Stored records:
= = =

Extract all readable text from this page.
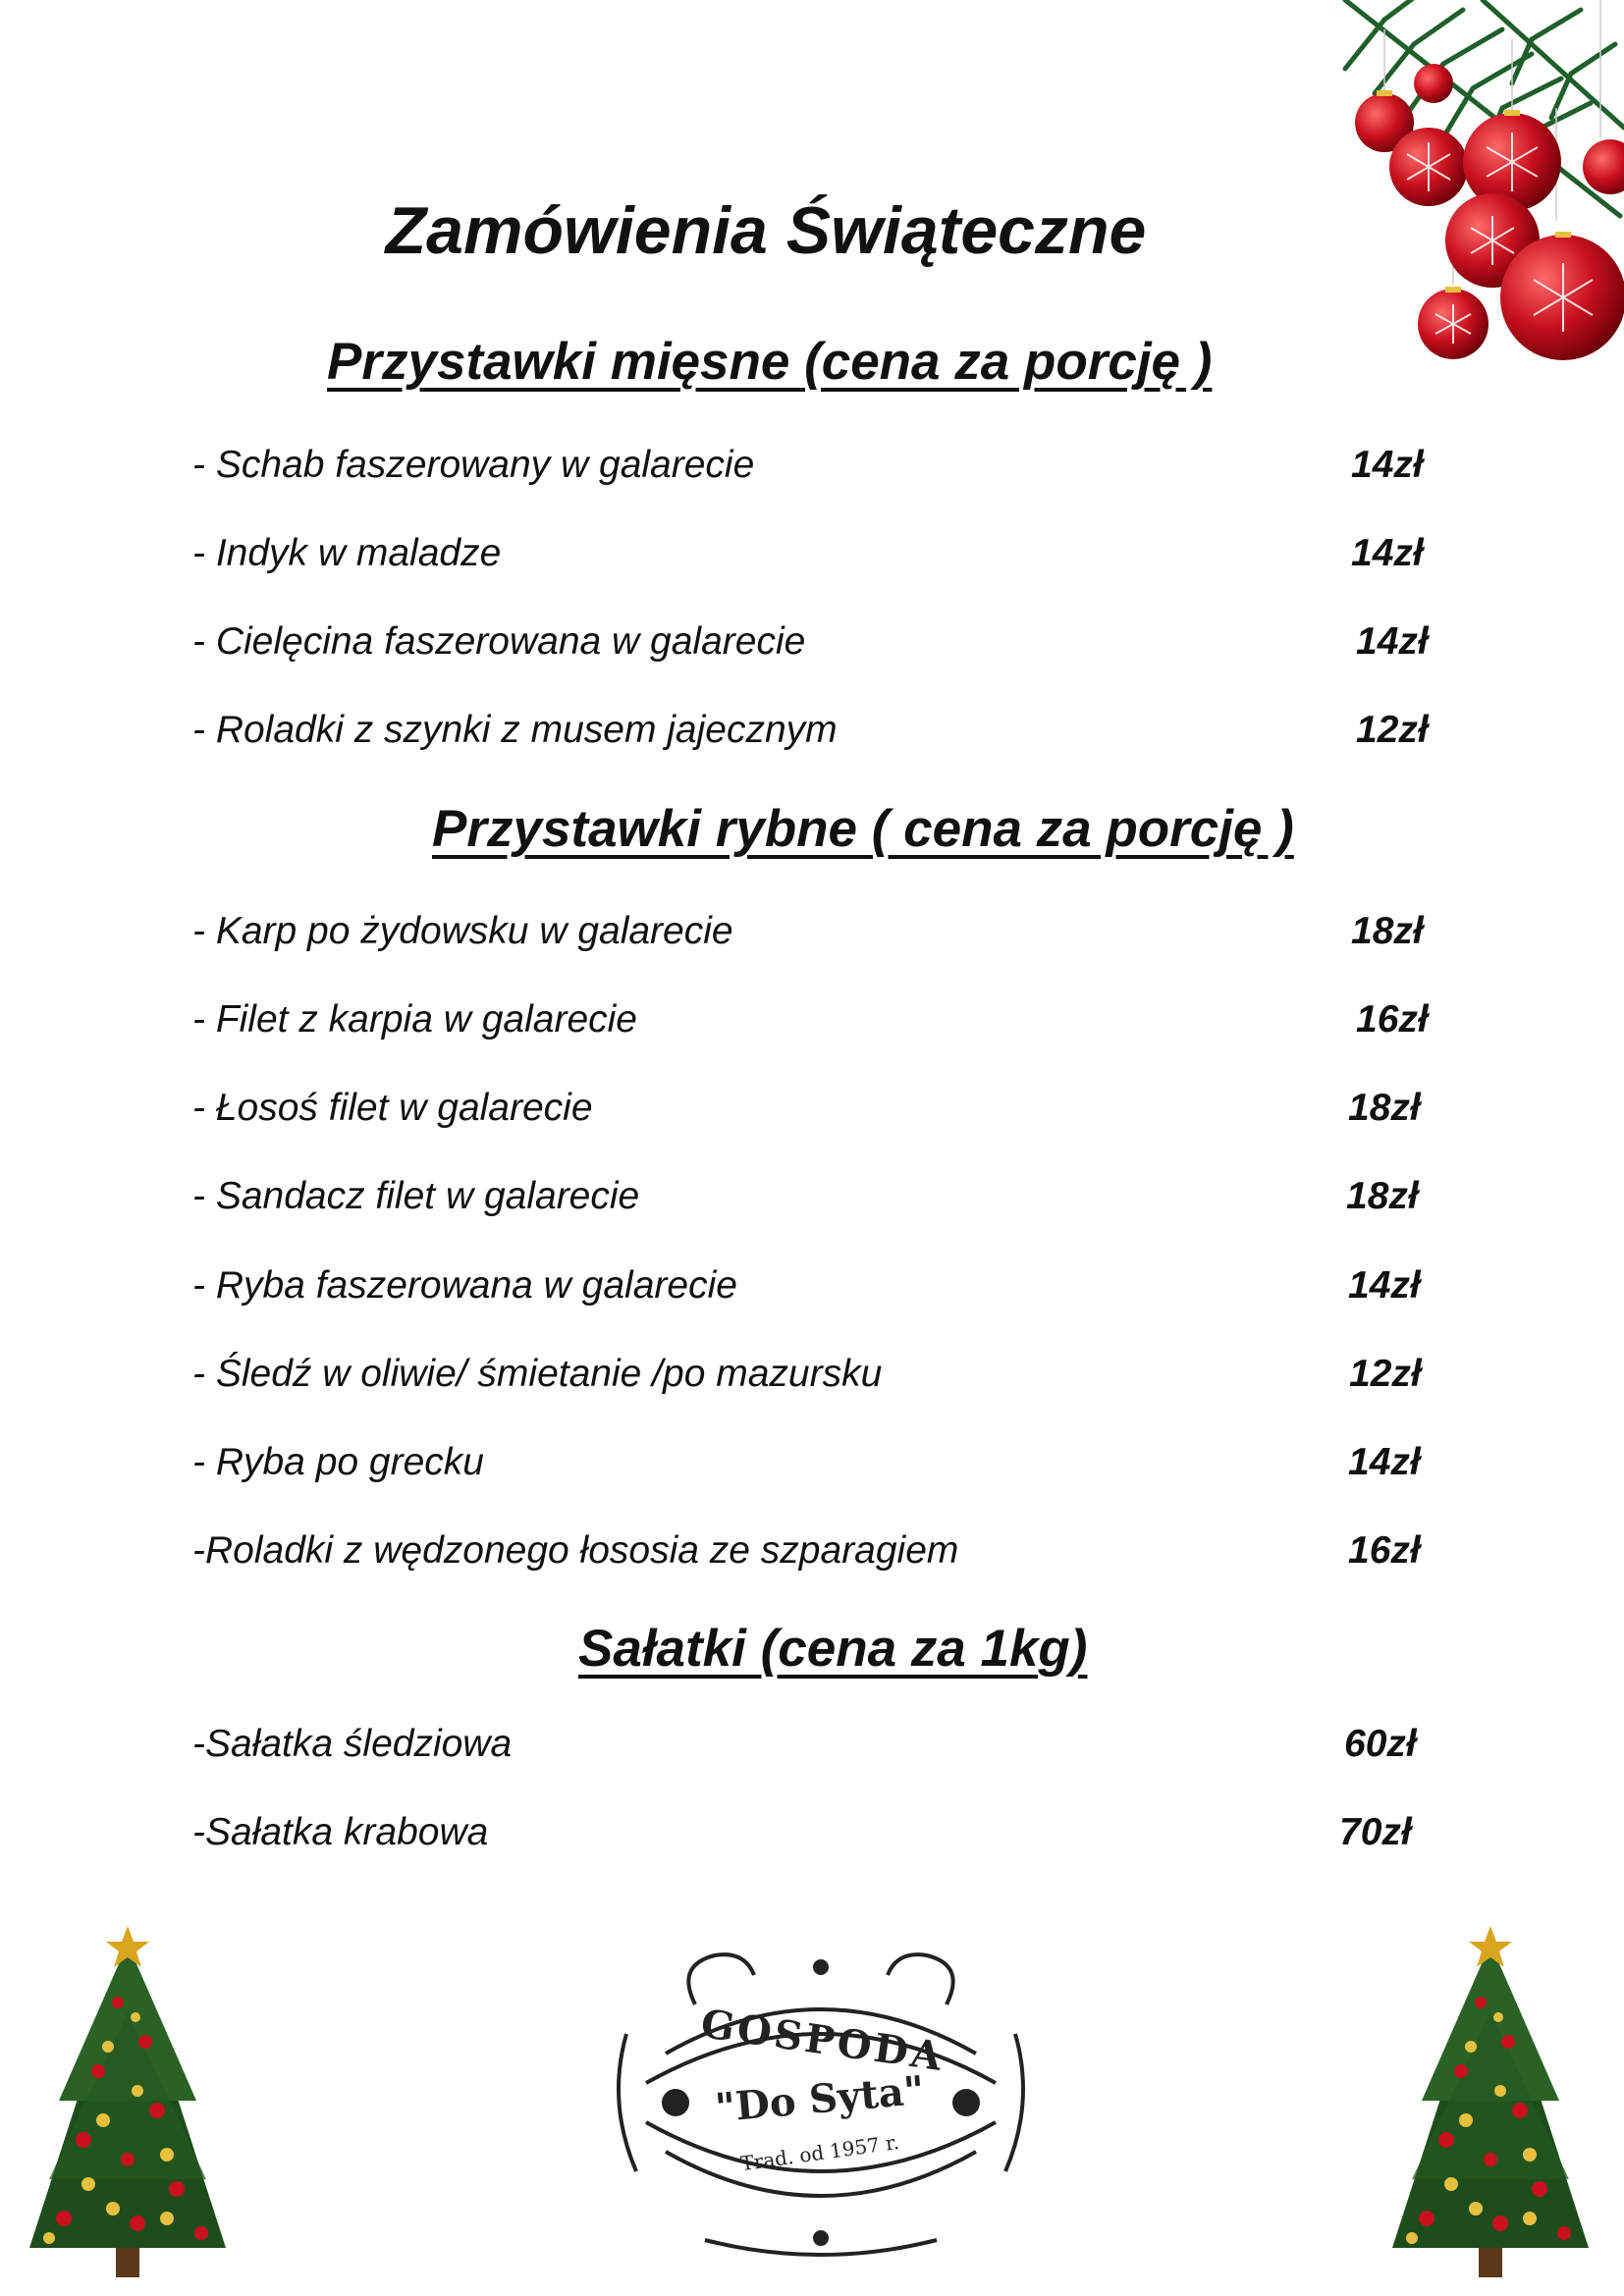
Zamówienia Świąteczne
Przystawki mięsne (cena za porcję )
- Schab faszerowany w galarecie	14zł
- Indyk w maladze	14zł
- Cielęcina faszerowana w galarecie	14zł
- Roladki z szynki z musem jajecznym	12zł
Przystawki rybne ( cena za porcję )
- Karp po żydowsku w galarecie	18zł
- Filet z karpia w galarecie	16zł
- Łosoś filet w galarecie	18zł
- Sandacz filet w galarecie	18zł
- Ryba faszerowana w galarecie	14zł
- Śledź w oliwie/ śmietanie /po mazursku	12zł
- Ryba po grecku	14zł
-Roladki z wędzonego łososia ze szparagiem	16zł
Sałatki (cena za 1kg)
-Sałatka śledziowa	60zł
-Sałatka krabowa	70zł
GOSPODA
"Do Syta"
Trad. od 1957 r.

= = =

THE REQUEST: Output the full set of records above without changing a word, and drop the images.

EXERCISE OUTPUT:
Extract all readable text from this page.
Zamówienia Świąteczne
Przystawki mięsne (cena za porcję )
- Schab faszerowany w galarecie	14zł
- Indyk w maladze	14zł
- Cielęcina faszerowana w galarecie	14zł
- Roladki z szynki z musem jajecznym	12zł
Przystawki rybne ( cena za porcję )
- Karp po żydowsku w galarecie	18zł
- Filet z karpia w galarecie	16zł
- Łosoś filet w galarecie	18zł
- Sandacz filet w galarecie	18zł
- Ryba faszerowana w galarecie	14zł
- Śledź w oliwie/ śmietanie /po mazursku	12zł
- Ryba po grecku	14zł
-Roladki z wędzonego łososia ze szparagiem	16zł
Sałatki (cena za 1kg)
-Sałatka śledziowa	60zł
-Sałatka krabowa	70zł
GOSPODA
"Do Syta"
Trad. od 1957 r.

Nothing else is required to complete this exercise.